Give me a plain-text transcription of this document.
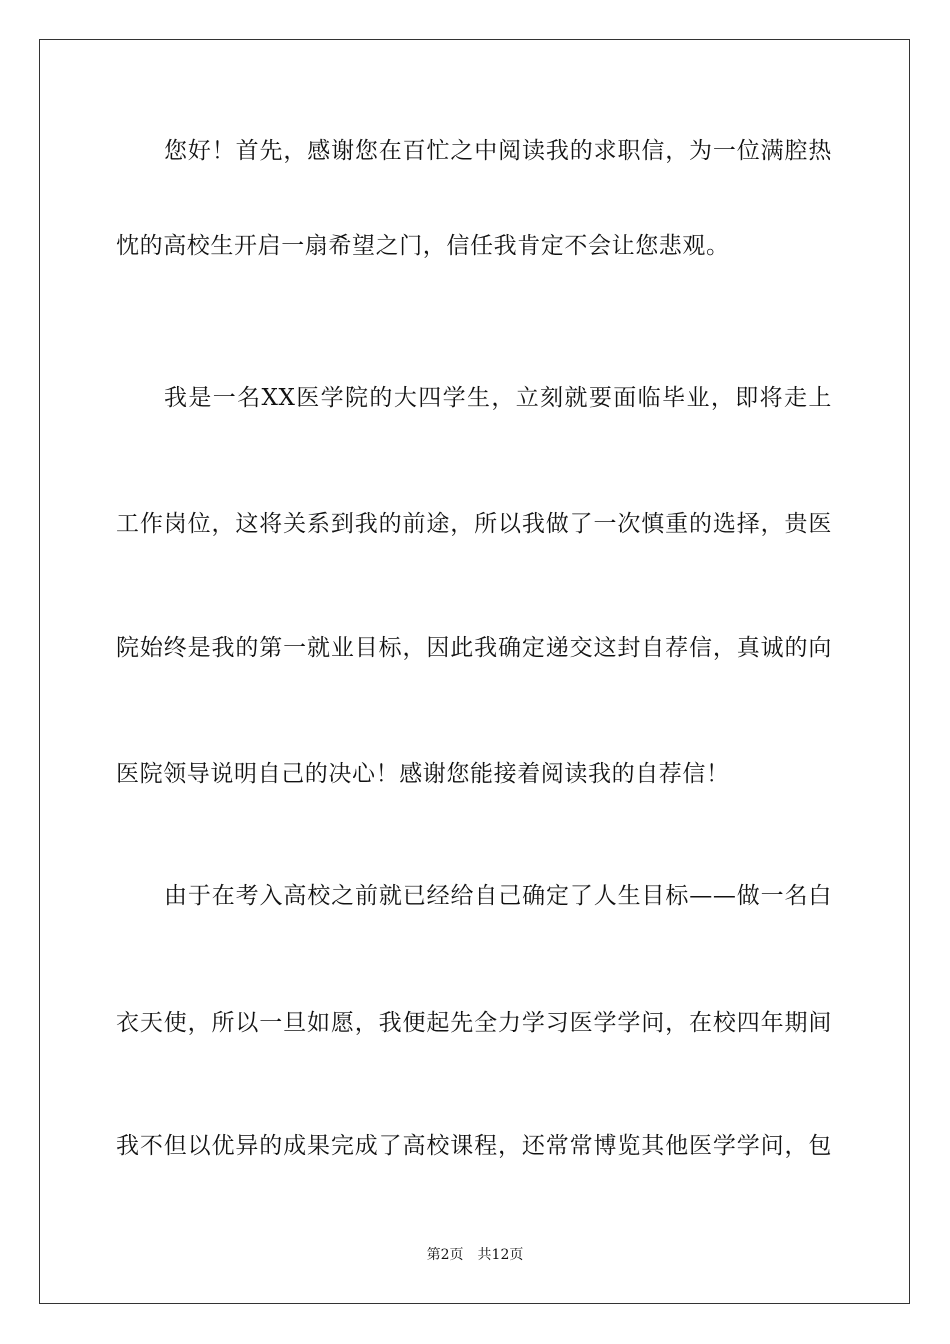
您好！首先，感谢您在百忙之中阅读我的求职信，为一位满腔热
忱的高校生开启一扇希望之门，信任我肯定不会让您悲观。
我是一名XX医学院的大四学生，立刻就要面临毕业，即将走上
工作岗位，这将关系到我的前途，所以我做了一次慎重的选择，贵医
院始终是我的第一就业目标，因此我确定递交这封自荐信，真诚的向
医院领导说明自己的决心！感谢您能接着阅读我的自荐信！
由于在考入高校之前就已经给自己确定了人生目标——做一名白
衣天使，所以一旦如愿，我便起先全力学习医学学问，在校四年期间
我不但以优异的成果完成了高校课程，还常常博览其他医学学问，包
第2页 共12页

### TASK REQUIREMENTS
Transcribe the material as is, with images omitted.

### ANSWER TO THE PROBLEM
Give me a plain-text transcription of this document.
您好！首先，感谢您在百忙之中阅读我的求职信，为一位满腔热
忱的高校生开启一扇希望之门，信任我肯定不会让您悲观。
我是一名XX医学院的大四学生，立刻就要面临毕业，即将走上
工作岗位，这将关系到我的前途，所以我做了一次慎重的选择，贵医
院始终是我的第一就业目标，因此我确定递交这封自荐信，真诚的向
医院领导说明自己的决心！感谢您能接着阅读我的自荐信！
由于在考入高校之前就已经给自己确定了人生目标——做一名白
衣天使，所以一旦如愿，我便起先全力学习医学学问，在校四年期间
我不但以优异的成果完成了高校课程，还常常博览其他医学学问，包
第2页 共12页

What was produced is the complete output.